**WHAT THE TASK REQUIRES**: Filter this data down to the lines that hold "mine", and copy them.

====================

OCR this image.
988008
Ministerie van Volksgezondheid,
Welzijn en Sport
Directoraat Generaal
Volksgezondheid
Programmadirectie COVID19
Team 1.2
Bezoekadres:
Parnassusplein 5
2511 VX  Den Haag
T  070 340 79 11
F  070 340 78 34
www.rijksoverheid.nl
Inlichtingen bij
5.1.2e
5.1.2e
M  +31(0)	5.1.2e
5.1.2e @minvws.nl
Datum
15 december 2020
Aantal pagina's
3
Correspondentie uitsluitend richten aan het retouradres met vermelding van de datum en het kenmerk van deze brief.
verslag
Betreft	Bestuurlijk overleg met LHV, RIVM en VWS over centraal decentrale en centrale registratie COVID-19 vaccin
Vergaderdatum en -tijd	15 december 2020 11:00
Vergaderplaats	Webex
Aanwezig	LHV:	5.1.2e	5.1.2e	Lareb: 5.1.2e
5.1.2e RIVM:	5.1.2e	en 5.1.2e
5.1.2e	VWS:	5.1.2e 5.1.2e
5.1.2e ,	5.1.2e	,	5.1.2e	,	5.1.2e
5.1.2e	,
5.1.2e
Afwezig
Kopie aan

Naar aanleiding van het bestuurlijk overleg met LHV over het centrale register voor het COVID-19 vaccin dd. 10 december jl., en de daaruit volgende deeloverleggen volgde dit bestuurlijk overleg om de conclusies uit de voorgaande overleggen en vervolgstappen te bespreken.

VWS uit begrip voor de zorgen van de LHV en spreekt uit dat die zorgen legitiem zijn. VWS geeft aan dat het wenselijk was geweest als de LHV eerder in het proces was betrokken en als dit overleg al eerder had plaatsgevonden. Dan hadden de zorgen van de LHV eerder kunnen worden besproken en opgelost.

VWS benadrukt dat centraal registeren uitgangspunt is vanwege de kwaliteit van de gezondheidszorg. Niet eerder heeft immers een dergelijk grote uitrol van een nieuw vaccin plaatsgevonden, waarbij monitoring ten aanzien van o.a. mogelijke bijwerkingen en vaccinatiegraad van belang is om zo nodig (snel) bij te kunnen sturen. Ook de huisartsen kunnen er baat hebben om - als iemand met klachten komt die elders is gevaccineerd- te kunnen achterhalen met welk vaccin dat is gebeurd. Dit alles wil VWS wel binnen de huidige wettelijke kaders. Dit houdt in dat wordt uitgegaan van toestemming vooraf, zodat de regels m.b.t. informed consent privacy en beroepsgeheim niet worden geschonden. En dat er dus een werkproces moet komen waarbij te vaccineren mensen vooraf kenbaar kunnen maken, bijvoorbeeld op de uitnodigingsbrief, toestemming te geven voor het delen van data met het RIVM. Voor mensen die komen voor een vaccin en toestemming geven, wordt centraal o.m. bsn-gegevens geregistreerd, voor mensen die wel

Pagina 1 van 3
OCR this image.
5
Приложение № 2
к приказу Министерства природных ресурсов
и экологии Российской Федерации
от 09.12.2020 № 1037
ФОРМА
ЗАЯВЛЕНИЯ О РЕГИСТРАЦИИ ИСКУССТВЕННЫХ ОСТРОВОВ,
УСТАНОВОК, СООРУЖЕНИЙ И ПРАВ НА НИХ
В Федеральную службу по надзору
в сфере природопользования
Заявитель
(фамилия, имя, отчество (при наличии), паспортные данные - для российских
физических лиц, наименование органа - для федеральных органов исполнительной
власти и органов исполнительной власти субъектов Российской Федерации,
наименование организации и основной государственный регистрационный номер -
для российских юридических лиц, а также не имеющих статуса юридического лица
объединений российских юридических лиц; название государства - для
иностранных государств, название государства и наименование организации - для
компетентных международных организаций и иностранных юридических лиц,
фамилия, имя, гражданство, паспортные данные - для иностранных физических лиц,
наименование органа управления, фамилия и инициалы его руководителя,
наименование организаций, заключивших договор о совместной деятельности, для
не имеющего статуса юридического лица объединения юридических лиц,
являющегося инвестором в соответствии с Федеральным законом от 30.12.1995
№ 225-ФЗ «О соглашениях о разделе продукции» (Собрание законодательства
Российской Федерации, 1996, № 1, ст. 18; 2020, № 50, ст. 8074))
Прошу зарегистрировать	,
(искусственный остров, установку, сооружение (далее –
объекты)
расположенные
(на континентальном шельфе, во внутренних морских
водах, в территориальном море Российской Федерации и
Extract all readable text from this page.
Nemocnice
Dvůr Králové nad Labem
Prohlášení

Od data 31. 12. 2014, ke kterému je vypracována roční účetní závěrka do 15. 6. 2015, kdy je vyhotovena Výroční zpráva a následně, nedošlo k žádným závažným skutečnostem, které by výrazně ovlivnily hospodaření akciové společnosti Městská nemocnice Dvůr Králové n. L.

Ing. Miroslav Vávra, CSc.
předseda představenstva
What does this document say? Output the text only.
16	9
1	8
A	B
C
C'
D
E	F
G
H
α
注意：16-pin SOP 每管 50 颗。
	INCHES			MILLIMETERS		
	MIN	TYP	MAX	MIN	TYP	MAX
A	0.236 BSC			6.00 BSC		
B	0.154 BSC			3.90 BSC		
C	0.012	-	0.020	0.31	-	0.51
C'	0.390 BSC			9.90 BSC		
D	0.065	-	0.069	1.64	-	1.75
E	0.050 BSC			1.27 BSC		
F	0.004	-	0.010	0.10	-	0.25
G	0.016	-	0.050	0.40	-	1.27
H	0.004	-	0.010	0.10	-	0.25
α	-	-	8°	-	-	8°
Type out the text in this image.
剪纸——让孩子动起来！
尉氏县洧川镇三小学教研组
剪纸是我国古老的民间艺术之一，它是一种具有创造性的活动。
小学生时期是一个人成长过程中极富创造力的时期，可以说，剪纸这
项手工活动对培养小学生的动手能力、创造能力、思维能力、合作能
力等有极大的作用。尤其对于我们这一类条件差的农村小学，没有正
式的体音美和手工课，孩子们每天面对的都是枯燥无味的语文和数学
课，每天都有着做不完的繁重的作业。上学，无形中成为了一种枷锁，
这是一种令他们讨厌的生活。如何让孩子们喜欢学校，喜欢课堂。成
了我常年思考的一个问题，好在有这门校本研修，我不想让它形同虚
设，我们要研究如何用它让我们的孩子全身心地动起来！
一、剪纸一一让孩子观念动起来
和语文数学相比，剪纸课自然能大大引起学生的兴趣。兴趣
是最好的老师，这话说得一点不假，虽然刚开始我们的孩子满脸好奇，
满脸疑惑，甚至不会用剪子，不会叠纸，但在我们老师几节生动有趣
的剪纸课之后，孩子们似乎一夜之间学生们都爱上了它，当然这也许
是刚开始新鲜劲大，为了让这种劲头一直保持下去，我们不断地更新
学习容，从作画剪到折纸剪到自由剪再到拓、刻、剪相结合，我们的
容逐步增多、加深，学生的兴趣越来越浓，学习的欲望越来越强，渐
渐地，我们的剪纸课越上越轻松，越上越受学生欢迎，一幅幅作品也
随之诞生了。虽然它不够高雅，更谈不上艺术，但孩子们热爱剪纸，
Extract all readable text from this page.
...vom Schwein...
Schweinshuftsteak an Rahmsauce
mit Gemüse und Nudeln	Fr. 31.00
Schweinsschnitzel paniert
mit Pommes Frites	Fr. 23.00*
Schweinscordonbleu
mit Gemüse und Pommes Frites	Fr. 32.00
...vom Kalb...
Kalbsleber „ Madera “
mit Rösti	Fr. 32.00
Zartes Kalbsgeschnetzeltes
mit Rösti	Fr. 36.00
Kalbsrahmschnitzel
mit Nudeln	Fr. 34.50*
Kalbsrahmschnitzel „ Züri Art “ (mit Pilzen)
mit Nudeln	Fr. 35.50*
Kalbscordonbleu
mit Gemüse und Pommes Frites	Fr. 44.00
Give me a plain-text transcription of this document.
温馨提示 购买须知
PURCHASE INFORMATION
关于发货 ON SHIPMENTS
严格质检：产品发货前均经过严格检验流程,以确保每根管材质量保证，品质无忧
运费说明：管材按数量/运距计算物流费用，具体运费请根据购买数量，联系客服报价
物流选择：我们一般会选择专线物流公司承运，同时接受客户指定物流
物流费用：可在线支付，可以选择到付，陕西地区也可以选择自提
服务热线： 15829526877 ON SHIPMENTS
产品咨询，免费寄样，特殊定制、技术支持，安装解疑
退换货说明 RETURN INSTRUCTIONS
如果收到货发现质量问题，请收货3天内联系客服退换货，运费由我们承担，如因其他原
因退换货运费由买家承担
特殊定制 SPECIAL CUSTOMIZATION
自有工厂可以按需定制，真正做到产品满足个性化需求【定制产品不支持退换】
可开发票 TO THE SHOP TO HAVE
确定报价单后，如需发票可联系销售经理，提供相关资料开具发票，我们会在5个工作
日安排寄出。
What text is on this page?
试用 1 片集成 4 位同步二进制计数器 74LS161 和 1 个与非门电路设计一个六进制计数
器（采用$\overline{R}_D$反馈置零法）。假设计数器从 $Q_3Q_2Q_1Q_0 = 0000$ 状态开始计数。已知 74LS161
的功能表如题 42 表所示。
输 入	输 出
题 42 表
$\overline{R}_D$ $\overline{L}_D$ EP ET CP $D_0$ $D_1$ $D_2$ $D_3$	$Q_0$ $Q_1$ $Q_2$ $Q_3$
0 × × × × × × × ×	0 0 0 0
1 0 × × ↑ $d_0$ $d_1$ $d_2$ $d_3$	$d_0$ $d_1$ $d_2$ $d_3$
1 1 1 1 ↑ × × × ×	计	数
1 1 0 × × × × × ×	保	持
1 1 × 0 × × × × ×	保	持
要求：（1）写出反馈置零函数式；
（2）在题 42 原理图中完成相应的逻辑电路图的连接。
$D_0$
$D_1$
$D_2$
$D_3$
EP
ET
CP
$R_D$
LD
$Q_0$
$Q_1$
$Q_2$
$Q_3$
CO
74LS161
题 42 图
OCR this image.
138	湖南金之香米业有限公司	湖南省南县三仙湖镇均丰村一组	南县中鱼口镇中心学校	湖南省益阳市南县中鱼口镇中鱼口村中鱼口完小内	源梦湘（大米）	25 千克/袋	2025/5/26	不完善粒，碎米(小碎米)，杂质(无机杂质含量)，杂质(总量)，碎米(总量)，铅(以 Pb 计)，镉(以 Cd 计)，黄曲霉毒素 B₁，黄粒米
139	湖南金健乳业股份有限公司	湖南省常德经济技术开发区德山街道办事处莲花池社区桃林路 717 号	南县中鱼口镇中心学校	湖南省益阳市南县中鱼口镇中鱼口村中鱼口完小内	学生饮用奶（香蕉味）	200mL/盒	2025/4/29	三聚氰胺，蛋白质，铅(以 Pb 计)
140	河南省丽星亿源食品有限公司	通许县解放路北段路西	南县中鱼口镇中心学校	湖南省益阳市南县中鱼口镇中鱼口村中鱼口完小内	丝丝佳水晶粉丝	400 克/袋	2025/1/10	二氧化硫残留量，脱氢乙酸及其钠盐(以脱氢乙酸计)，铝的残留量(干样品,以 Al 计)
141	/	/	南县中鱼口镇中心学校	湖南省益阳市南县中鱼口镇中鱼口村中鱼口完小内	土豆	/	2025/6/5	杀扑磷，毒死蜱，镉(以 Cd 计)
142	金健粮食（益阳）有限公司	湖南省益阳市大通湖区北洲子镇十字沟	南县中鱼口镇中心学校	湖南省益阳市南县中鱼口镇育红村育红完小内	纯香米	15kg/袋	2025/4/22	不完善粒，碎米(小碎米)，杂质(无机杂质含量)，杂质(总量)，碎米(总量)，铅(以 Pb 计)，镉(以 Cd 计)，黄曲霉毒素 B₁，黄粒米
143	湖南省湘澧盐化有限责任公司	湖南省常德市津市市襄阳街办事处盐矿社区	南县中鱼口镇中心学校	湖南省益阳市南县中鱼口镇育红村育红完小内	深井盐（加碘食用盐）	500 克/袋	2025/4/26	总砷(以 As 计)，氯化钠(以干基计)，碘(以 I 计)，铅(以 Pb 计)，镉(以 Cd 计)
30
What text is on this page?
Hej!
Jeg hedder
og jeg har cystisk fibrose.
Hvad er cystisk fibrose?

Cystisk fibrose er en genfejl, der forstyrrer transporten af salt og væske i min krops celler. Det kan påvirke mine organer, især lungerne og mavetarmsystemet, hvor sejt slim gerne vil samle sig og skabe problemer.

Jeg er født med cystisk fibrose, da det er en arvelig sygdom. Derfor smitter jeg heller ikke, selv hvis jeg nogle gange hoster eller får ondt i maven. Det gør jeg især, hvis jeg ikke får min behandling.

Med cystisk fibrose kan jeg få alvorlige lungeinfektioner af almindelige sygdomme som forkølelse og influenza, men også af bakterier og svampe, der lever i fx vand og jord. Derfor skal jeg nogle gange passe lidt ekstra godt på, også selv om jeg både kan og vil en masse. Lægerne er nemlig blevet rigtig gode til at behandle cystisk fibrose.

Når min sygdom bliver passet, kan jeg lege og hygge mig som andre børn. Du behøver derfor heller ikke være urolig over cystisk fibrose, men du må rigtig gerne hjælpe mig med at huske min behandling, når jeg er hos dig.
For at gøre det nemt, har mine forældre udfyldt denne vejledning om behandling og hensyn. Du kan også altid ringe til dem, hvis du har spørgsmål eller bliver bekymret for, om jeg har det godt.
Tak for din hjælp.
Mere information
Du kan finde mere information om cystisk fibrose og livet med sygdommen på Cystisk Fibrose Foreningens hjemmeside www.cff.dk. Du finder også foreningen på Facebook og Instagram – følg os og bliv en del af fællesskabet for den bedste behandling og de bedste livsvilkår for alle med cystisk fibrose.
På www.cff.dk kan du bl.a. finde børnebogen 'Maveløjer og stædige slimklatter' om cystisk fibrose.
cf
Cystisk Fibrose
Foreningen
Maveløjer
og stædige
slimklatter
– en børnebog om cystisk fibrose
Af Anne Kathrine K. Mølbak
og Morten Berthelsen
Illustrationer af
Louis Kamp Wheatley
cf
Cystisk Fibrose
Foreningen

====================

**SOLUTION FOR THIS EXERCISE**:
Cystisk fibrose er en genfejl, der forstyrrer transporten af salt og væske i min krops celler. Det kan påvirke mine organer, især lungerne og mavetarmsystemet, hvor sejt slim gerne vil samle sig og skabe problemer.
For at gøre det nemt, har mine forældre udfyldt denne vejledning om behandling og hensyn. Du kan også altid ringe til dem, hvis du har spørgsmål eller bliver bekymret for, om jeg har det godt.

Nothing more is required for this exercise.